#### [Data supplied]
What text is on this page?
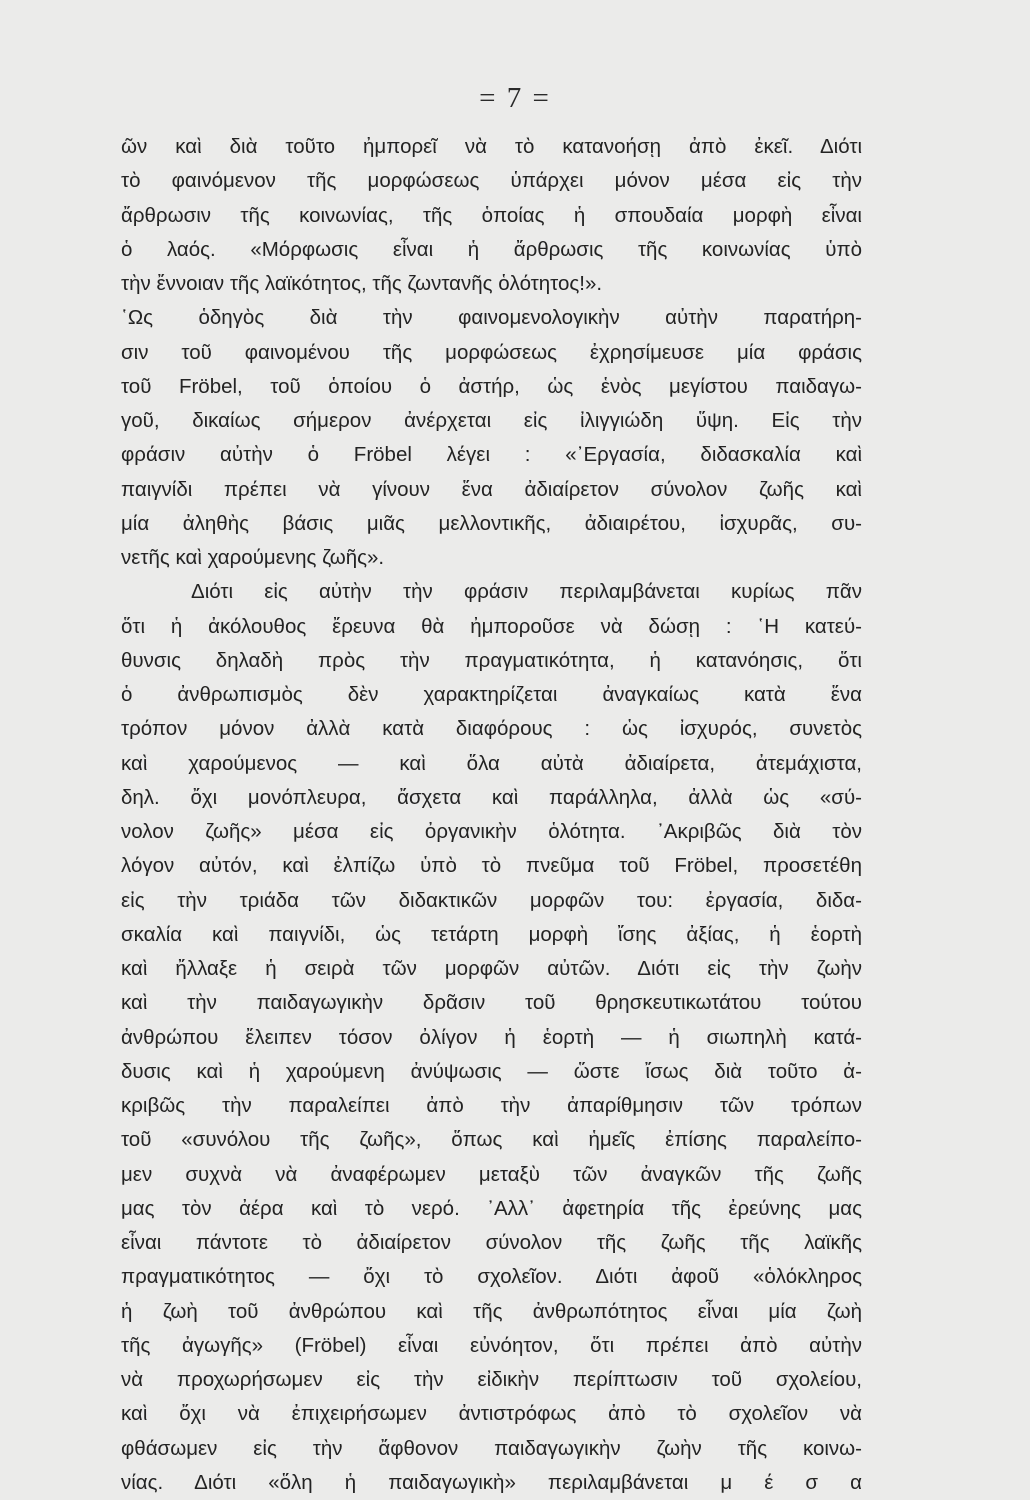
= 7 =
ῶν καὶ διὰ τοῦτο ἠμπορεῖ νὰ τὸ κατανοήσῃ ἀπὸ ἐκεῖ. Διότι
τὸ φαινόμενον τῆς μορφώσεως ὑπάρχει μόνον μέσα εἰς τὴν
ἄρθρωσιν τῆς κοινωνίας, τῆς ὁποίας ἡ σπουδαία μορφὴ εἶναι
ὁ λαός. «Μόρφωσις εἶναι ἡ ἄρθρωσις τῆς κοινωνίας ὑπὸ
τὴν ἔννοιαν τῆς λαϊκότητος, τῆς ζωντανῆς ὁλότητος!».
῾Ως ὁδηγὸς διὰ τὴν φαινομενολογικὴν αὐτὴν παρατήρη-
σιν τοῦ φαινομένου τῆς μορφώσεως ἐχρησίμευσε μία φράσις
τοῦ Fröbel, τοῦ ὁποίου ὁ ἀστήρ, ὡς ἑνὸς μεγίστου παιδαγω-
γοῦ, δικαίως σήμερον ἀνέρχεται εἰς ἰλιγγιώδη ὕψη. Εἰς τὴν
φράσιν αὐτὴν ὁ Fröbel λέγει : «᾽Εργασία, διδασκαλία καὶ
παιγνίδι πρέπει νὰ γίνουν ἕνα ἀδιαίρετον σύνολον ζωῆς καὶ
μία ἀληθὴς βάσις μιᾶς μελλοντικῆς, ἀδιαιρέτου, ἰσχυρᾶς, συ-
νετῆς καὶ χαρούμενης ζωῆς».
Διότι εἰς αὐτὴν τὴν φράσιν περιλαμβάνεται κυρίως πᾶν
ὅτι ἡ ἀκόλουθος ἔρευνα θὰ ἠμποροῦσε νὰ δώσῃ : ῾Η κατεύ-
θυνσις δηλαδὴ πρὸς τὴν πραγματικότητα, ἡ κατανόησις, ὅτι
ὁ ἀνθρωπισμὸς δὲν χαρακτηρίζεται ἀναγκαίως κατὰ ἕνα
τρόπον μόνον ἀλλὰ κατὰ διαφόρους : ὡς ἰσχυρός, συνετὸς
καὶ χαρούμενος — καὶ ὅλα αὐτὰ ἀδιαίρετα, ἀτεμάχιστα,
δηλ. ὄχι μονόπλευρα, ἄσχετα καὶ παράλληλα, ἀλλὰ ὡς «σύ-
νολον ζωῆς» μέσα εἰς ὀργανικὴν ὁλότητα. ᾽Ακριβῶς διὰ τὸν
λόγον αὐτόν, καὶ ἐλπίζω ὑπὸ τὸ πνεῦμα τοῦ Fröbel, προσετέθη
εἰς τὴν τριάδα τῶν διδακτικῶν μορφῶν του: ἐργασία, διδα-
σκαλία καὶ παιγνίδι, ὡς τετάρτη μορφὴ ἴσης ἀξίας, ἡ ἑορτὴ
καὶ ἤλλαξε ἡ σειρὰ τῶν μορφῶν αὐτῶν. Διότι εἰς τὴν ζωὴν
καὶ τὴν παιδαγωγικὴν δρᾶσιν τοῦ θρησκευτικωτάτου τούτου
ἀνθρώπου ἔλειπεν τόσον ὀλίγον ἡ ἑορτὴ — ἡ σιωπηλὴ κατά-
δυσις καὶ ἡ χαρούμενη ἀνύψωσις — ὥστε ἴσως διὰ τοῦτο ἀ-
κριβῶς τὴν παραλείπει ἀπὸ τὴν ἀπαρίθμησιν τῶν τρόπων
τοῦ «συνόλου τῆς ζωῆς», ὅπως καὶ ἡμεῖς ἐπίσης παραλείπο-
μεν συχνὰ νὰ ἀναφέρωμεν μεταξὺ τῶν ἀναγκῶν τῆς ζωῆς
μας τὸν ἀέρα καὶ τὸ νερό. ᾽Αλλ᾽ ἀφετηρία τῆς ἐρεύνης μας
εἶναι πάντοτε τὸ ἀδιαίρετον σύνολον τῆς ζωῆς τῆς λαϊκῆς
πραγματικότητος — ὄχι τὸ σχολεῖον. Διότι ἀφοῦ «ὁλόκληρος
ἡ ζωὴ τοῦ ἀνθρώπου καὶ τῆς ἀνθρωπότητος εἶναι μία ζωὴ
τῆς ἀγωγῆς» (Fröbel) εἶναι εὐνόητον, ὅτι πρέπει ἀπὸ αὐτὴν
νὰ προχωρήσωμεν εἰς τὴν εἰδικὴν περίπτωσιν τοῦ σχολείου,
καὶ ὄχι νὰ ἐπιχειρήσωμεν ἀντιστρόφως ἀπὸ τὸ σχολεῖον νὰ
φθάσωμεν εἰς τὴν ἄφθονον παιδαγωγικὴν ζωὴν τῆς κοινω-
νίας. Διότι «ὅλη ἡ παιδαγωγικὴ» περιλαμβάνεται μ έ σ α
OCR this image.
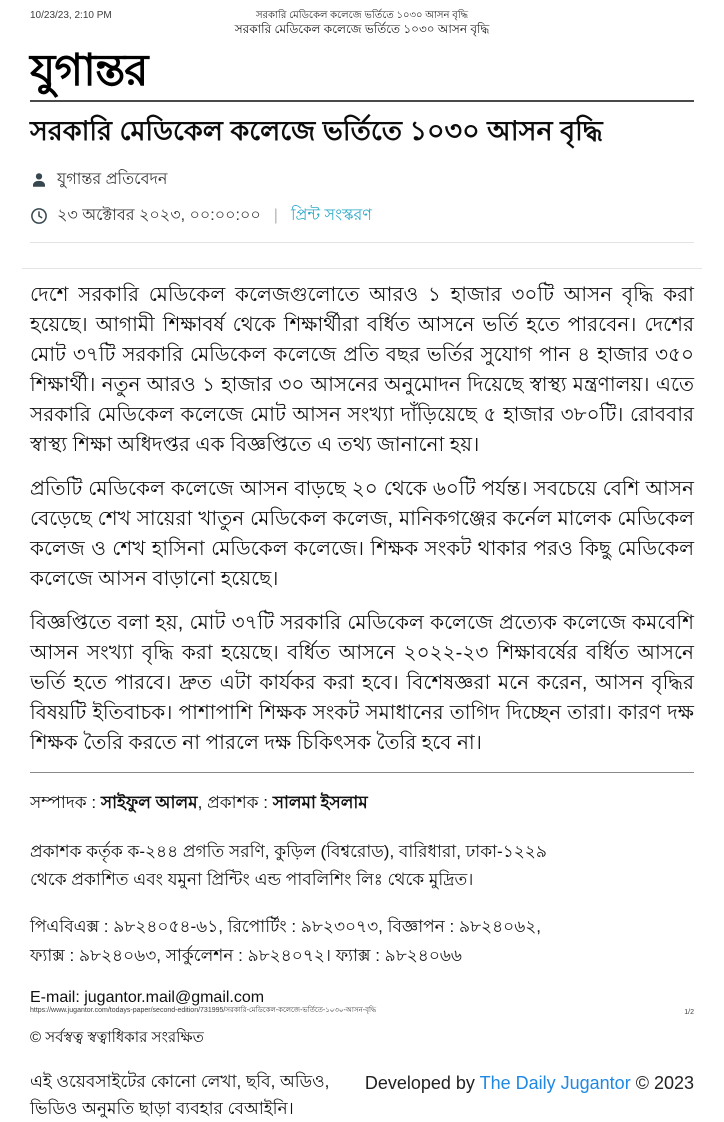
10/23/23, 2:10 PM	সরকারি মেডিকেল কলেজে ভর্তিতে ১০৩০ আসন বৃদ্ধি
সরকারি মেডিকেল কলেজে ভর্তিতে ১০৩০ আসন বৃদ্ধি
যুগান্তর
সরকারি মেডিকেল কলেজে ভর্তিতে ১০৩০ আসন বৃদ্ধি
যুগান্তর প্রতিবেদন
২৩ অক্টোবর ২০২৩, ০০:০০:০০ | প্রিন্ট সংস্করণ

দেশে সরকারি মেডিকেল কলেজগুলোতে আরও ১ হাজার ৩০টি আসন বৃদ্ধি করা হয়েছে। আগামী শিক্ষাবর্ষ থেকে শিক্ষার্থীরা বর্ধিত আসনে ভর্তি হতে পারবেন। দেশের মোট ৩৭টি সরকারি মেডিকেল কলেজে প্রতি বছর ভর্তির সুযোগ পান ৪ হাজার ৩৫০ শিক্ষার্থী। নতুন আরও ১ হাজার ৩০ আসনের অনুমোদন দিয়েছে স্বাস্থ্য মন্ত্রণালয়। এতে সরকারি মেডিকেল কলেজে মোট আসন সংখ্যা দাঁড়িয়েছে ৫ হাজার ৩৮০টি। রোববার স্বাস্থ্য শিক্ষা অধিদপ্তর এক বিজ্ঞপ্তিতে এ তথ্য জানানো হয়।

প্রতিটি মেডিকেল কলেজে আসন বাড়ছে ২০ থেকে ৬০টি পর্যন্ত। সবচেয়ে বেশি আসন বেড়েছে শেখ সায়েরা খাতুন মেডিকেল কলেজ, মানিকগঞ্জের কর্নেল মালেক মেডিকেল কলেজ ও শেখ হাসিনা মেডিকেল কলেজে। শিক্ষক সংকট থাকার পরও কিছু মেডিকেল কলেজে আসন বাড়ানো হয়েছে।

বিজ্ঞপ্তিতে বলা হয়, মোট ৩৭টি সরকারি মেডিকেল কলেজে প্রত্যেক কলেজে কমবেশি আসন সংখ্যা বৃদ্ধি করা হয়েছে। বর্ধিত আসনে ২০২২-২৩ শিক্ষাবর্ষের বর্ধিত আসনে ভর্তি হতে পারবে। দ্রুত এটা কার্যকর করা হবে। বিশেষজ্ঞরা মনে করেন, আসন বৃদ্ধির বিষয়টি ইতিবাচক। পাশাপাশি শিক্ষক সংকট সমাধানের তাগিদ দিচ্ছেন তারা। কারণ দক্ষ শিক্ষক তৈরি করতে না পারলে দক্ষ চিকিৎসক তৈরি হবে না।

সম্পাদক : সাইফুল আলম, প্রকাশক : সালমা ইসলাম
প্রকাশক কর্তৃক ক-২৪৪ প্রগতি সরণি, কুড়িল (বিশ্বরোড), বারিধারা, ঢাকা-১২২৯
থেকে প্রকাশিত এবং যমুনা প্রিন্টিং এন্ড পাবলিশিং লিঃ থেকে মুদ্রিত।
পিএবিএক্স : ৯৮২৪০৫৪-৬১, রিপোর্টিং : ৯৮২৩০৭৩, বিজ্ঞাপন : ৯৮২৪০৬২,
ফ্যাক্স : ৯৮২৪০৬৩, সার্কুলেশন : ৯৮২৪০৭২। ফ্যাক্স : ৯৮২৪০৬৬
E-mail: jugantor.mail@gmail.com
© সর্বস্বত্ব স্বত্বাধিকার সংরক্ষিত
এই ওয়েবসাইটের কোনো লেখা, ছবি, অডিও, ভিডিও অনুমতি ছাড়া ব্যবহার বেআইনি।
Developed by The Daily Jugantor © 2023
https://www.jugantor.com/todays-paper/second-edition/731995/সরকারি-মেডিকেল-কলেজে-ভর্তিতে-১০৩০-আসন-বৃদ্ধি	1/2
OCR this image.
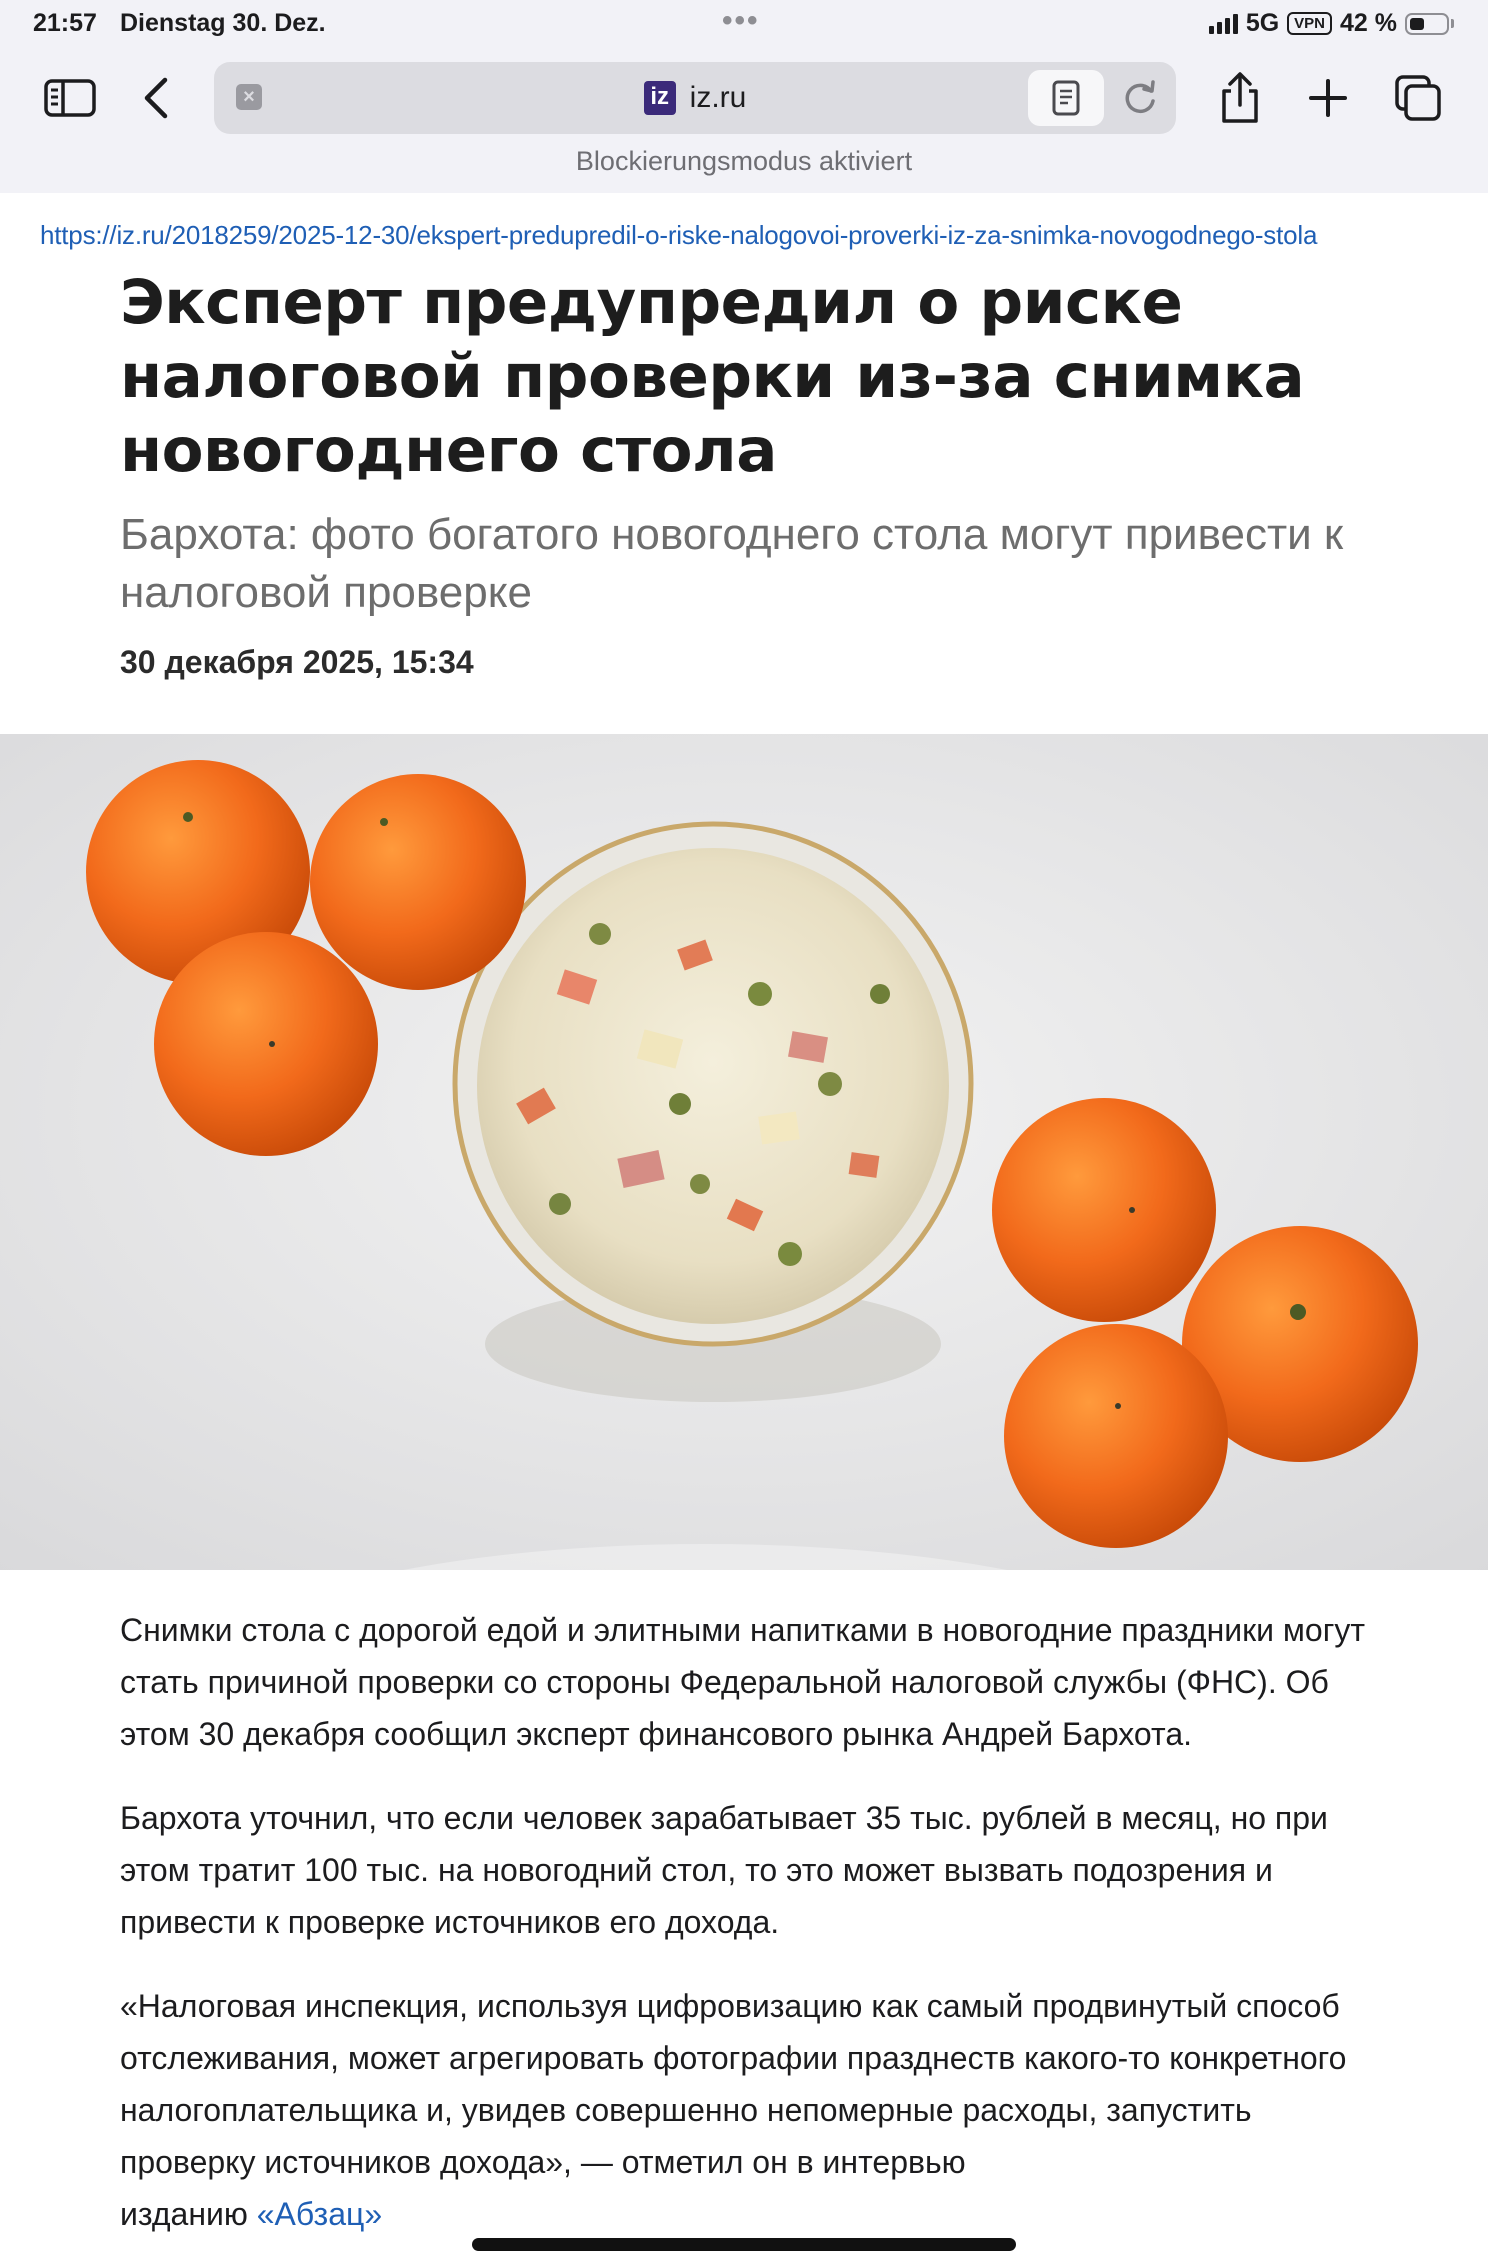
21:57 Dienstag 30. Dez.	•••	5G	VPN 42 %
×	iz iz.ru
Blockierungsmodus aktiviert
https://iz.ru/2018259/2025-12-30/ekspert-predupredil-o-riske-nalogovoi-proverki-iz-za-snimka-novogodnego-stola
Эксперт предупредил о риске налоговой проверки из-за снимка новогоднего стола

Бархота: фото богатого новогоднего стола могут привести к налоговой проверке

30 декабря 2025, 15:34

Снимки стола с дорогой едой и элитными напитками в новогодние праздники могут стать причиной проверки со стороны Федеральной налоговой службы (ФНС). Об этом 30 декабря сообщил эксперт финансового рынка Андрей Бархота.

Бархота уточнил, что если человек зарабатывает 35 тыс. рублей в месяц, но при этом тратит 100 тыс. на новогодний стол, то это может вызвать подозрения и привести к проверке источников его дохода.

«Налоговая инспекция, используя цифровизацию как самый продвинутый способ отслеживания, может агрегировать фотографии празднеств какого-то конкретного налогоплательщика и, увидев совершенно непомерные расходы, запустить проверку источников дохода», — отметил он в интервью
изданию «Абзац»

#### [Task details]
Copy out each line of the records that holds the string "μόνον".

#### [Worked answer]
τὸ φαινόμενον τῆς μορφώσεως ὑπάρχει μόνον μέσα εἰς τὴν
τρόπον μόνον ἀλλὰ κατὰ διαφόρους : ὡς ἰσχυρός, συνετὸς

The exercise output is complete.